Do not include the pictures; repeat the rest of the data exactly.
______
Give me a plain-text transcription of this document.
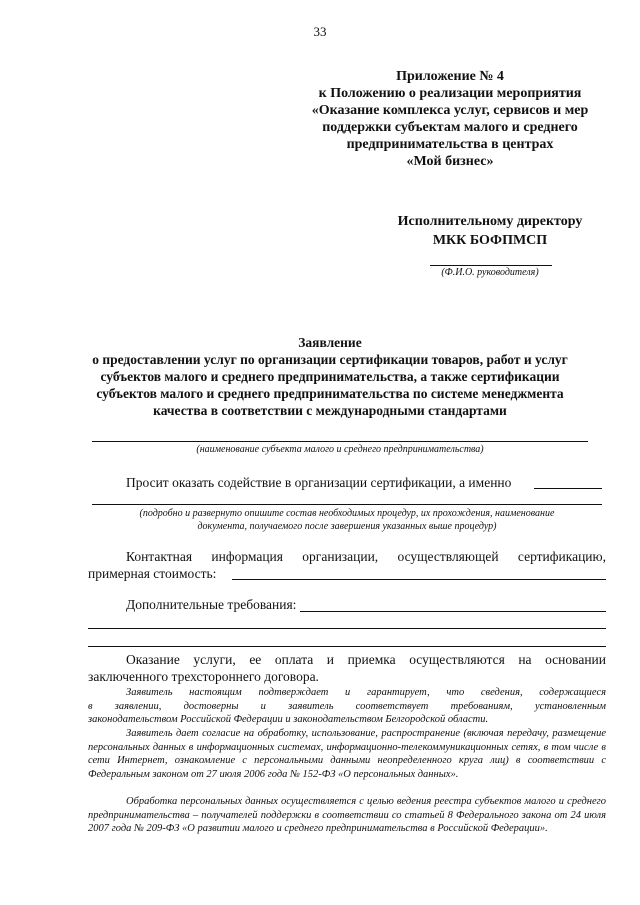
33
Приложение № 4
к Положению о реализации мероприятия
«Оказание комплекса услуг, сервисов и мер
поддержки субъектам малого и среднего
предпринимательства в центрах
«Мой бизнес»
Исполнительному директору
МКК БОФПМСП
(Ф.И.О. руководителя)
Заявление
о предоставлении услуг по организации сертификации товаров, работ и услуг
субъектов малого и среднего предпринимательства, а также сертификации
субъектов малого и среднего предпринимательства по системе менеджмента
качества в соответствии с международными стандартами
(наименование субъекта малого и среднего предпринимательства)
Просит оказать содействие в организации сертификации, а именно
(подробно и развернуто опишите состав необходимых процедур, их прохождения, наименование
документа, получаемого после завершения указанных выше процедур)
Контактная информация организации, осуществляющей сертификацию,
примерная стоимость:
Дополнительные требования:
Оказание услуги, ее оплата и приемка осуществляются на основании
заключенного трехстороннего договора.
Заявитель настоящим подтверждает и гарантирует, что сведения, содержащиеся
в заявлении, достоверны и заявитель соответствует требованиям, установленным
законодательством Российской Федерации и законодательством Белгородской области.
Заявитель дает согласие на обработку, использование, распространение (включая передачу, размещение персональных данных в информационных системах, информационно-телекоммуникационных сетях, в том числе в сети Интернет, ознакомление с персональными данными неопределенного круга лиц) в соответствии с Федеральным законом от 27 июля 2006 года № 152-ФЗ «О персональных данных».
Обработка персональных данных осуществляется с целью ведения реестра субъектов малого и среднего предпринимательства – получателей поддержки в соответствии со статьей 8 Федерального закона от 24 июля 2007 года № 209-ФЗ «О развитии малого и среднего предпринимательства в Российской Федерации».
______
Solution
Give me a plain-text transcription of this document.
33
Приложение № 4
к Положению о реализации мероприятия
«Оказание комплекса услуг, сервисов и мер
поддержки субъектам малого и среднего
предпринимательства в центрах
«Мой бизнес»
Исполнительному директору
МКК БОФПМСП
(Ф.И.О. руководителя)
Заявление
о предоставлении услуг по организации сертификации товаров, работ и услуг
субъектов малого и среднего предпринимательства, а также сертификации
субъектов малого и среднего предпринимательства по системе менеджмента
качества в соответствии с международными стандартами
(наименование субъекта малого и среднего предпринимательства)
Просит оказать содействие в организации сертификации, а именно
(подробно и развернуто опишите состав необходимых процедур, их прохождения, наименование
документа, получаемого после завершения указанных выше процедур)
Контактная информация организации, осуществляющей сертификацию,
примерная стоимость:
Дополнительные требования:
Оказание услуги, ее оплата и приемка осуществляются на основании
заключенного трехстороннего договора.
Заявитель настоящим подтверждает и гарантирует, что сведения, содержащиеся
в заявлении, достоверны и заявитель соответствует требованиям, установленным
законодательством Российской Федерации и законодательством Белгородской области.
Заявитель дает согласие на обработку, использование, распространение (включая передачу, размещение персональных данных в информационных системах, информационно-телекоммуникационных сетях, в том числе в сети Интернет, ознакомление с персональными данными неопределенного круга лиц) в соответствии с Федеральным законом от 27 июля 2006 года № 152-ФЗ «О персональных данных».
Обработка персональных данных осуществляется с целью ведения реестра субъектов малого и среднего предпринимательства – получателей поддержки в соответствии со статьей 8 Федерального закона от 24 июля 2007 года № 209-ФЗ «О развитии малого и среднего предпринимательства в Российской Федерации».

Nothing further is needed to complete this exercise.